» GIVEN PROBLEM 1
Answer these questions about the thread that follows:
(a) What role did Popcorn have?
(b) Whom did LS99 investigate on N0, and what was the result?
(c) What did Mai find very amusing?
─── SELECTION ───
Welsh I'hm innosheent, and you shay yousz innosheent, an meestick too... I KILLLZ DEH *BUNNY*.


----------



## Zero Moment (Oct 8, 2011)

WAIT
COMMON SENSE DICTATES THAT *POPCORN* IS MAFIA

EDIT: Totally Ninja'd.


----------



## Phantom (Oct 8, 2011)

Ish shed itfsh firth.


----------



## Zero Moment (Oct 8, 2011)

You should talk like a StOnEd SlOb instead.


----------



## Phantom (Oct 8, 2011)

Pleesh endsh theesh now.


----------



## DarkAura (Oct 8, 2011)

The 3 citizens decide to lynch Mystic, but FUCKIGN COMMON SENSE lead to the lynching of Popcorn.

She was lynched, and it was soon discovered she was the mafia.

*Popcorn is dead. Mafia*

*INNOCETNS WIN!*


----------



## Phantom (Oct 8, 2011)

Canshth Ish beeth undrunsht?

NEVER DO THAT TO ME EVER AGAIN!

Next time LS99, say they're innocent before saying they're suspicious.

Good game.


----------



## Zero Moment (Oct 8, 2011)

I broke these cuffs.
The cuffs were named Popcorn.


----------



## DarkAura (Oct 8, 2011)

Roles;

Mystic~ Inspecting Variable (picked the side of innocent)

LS99~ Inspector

Popcorn~ Godfather

LY~ Village Idiot

Hawke~ Druken Slob



Night Log;

N0;
Mystic chooses side of innocent and inspects Hawke. Came up *drunken slob*
LS99 investigated Mystic. Result was *nomad*
Popcorn targets LY (successful)

D1;
LY was found dead
Lynches Popcorn, Mafia
Innocents win!


----------



## Cloudsong (Oct 8, 2011)

/doomed from the start. XD


----------



## Mai (Oct 8, 2011)

Pffthaha. I, personally, was _very_ amused by the fake!drunk!posting. Also, Popcorn is a guy.


----------



## Phantom (Oct 8, 2011)

That is why Phantom/Hawke/Me doesn't drink.


----------



## Cloudsong (Oct 8, 2011)

You mean peoples thought I was a female godfather? That's awkward ._.


----------



## DarkAura (Oct 8, 2011)

O.O..............*Runs straight into a brick wall!*

sorry!


----------



## Cloudsong (Oct 8, 2011)

XD! It's no big deal. It's not the first time people have thought that. >.>


----------
───
» GIVEN PROBLEM 2
Filter the records down to the lines that contain the string "below", with case counting, and copy each of those lines.
─── PROVIDED ENTRIES ───
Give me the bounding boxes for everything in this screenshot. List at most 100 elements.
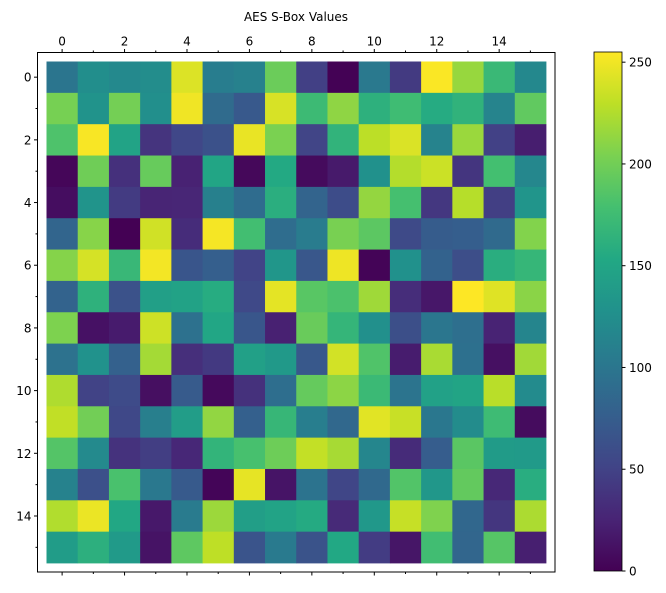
- heatmap-cell: [202, 249, 235, 282]
- heatmap-cell: [77, 186, 110, 219]
- heatmap-cell: [358, 468, 391, 501]
- heatmap-cell: [233, 218, 266, 250]
- heatmap-cell: [389, 343, 422, 376]
- heatmap-cell: [108, 155, 141, 188]
- heatmap-cell: [452, 186, 484, 219]
- heatmap-cell: [77, 312, 110, 344]
- heatmap-cell: [265, 92, 297, 125]
- heatmap-cell: [46, 343, 79, 376]
- heatmap-cell: [77, 343, 110, 376]
- heatmap-cell: [171, 437, 203, 470]
- heatmap-cell: [171, 468, 203, 501]
- heatmap-cell: [140, 249, 172, 282]
- heatmap-cell: [233, 61, 266, 94]
- heatmap-cell: [202, 61, 235, 94]
- heatmap-cell: [421, 218, 453, 250]
- heatmap-cell: [171, 280, 203, 313]
- colorbar-tick-label: 50: [629, 463, 644, 477]
- heatmap-cell: [77, 437, 110, 470]
- heatmap-cell: [233, 374, 266, 407]
- heatmap-cell: [77, 500, 110, 533]
- heatmap-cell: [233, 406, 266, 439]
- heatmap-cell: [233, 343, 266, 376]
- heatmap-cell: [296, 155, 328, 188]
- heatmap-cell: [46, 406, 79, 439]
- heatmap-cell: [358, 437, 391, 470]
- heatmap-cell: [46, 374, 79, 407]
- heatmap-cell: [140, 280, 172, 313]
- heatmap-cell: [483, 500, 516, 533]
- heatmap-cell: [452, 312, 484, 344]
- heatmap-cell: [358, 312, 391, 344]
- heatmap-cell: [389, 249, 422, 282]
- heatmap-cell: [202, 437, 235, 470]
- heatmap-cell: [452, 343, 484, 376]
- heatmap-cell: [327, 531, 360, 564]
- heatmap-cell: [483, 155, 516, 188]
- heatmap-cell: [233, 280, 266, 313]
- heatmap-cell: [483, 406, 516, 439]
- heatmap-cell: [77, 124, 110, 156]
- heatmap-cell: [421, 92, 453, 125]
- heatmap-cell: [483, 218, 516, 250]
- heatmap-cell: [202, 343, 235, 376]
- heatmap-cell: [233, 186, 266, 219]
- heatmap-cell: [202, 468, 235, 501]
- heatmap-cell: [358, 124, 391, 156]
- heatmap-cell: [327, 437, 360, 470]
- heatmap-cell: [77, 280, 110, 313]
- heatmap-cell: [202, 218, 235, 250]
- heatmap-cell: [514, 312, 547, 344]
- heatmap-cells: [46, 61, 547, 564]
- heatmap-cell: [202, 280, 235, 313]
- heatmap-cell: [389, 186, 422, 219]
- heatmap-cell: [140, 468, 172, 501]
- heatmap-cell: [108, 437, 141, 470]
- heatmap-cell: [327, 92, 360, 125]
- heatmap-cell: [46, 92, 79, 125]
- y-tick-label: 14: [16, 509, 31, 523]
- heatmap-cell: [171, 92, 203, 125]
- heatmap-cell: [389, 312, 422, 344]
- heatmap-cell: [327, 218, 360, 250]
- heatmap-cell: [421, 406, 453, 439]
- heatmap-cell: [389, 124, 422, 156]
- heatmap-cell: [296, 249, 328, 282]
- heatmap-cell: [358, 406, 391, 439]
- heatmap-cell: [140, 186, 172, 219]
- heatmap-cell: [514, 531, 547, 564]
- heatmap-cell: [77, 406, 110, 439]
- plot-frame: [37, 52, 556, 573]
- heatmap-cell: [327, 312, 360, 344]
- heatmap-cell: [421, 312, 453, 344]
- heatmap-cell: [108, 92, 141, 125]
- heatmap-cell: [140, 312, 172, 344]
- heatmap-cell: [202, 406, 235, 439]
- heatmap-cell: [452, 500, 484, 533]
- heatmap-cell: [452, 468, 484, 501]
- heatmap-cell: [77, 155, 110, 188]
- heatmap-cell: [77, 531, 110, 564]
- heatmap-cell: [327, 249, 360, 282]
- heatmap-cell: [483, 437, 516, 470]
- heatmap-cell: [171, 500, 203, 533]
- heatmap-cell: [233, 92, 266, 125]
- heatmap-cell: [171, 312, 203, 344]
- heatmap-cell: [389, 280, 422, 313]
- heatmap-cell: [171, 218, 203, 250]
- heatmap-cell: [265, 468, 297, 501]
- heatmap-cell: [389, 500, 422, 533]
- y-tick-label: 2: [24, 133, 32, 147]
- heatmap-cell: [452, 61, 484, 94]
- heatmap-cell: [452, 531, 484, 564]
- heatmap-cell: [452, 92, 484, 125]
- y-tick-label: 12: [16, 447, 31, 461]
- heatmap-cell: [108, 61, 141, 94]
- x-tick-label: 14: [492, 35, 507, 49]
- heatmap-cell: [265, 61, 297, 94]
- heatmap-cell: [140, 343, 172, 376]
- heatmap-cell: [483, 312, 516, 344]
- x-tick-label: 0: [58, 35, 66, 49]
- heatmap-cell: [296, 500, 328, 533]
- heatmap-cell: [233, 249, 266, 282]
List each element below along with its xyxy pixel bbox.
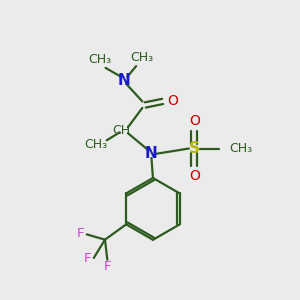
- Text: CH₃: CH₃: [130, 51, 153, 64]
- Text: CH₃: CH₃: [85, 139, 108, 152]
- Text: N: N: [145, 146, 158, 161]
- Text: F: F: [76, 227, 84, 240]
- Text: S: S: [189, 141, 200, 156]
- Text: CH₃: CH₃: [88, 53, 111, 66]
- Text: F: F: [84, 252, 91, 265]
- Text: N: N: [117, 73, 130, 88]
- Text: CH: CH: [112, 124, 130, 137]
- Text: O: O: [167, 94, 178, 108]
- Text: O: O: [189, 114, 200, 128]
- Text: O: O: [189, 169, 200, 183]
- Text: CH₃: CH₃: [230, 142, 253, 155]
- Text: F: F: [104, 260, 112, 273]
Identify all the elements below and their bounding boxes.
───
» TASK RESPONSE 1
(a) Godfather
(b) Mystic; the result was nomad.
(c) The fake drunk posting

» TASK RESPONSE 2
List each element below along with its xyxy pixel bbox.
Identify all the elements below and their bounding boxes.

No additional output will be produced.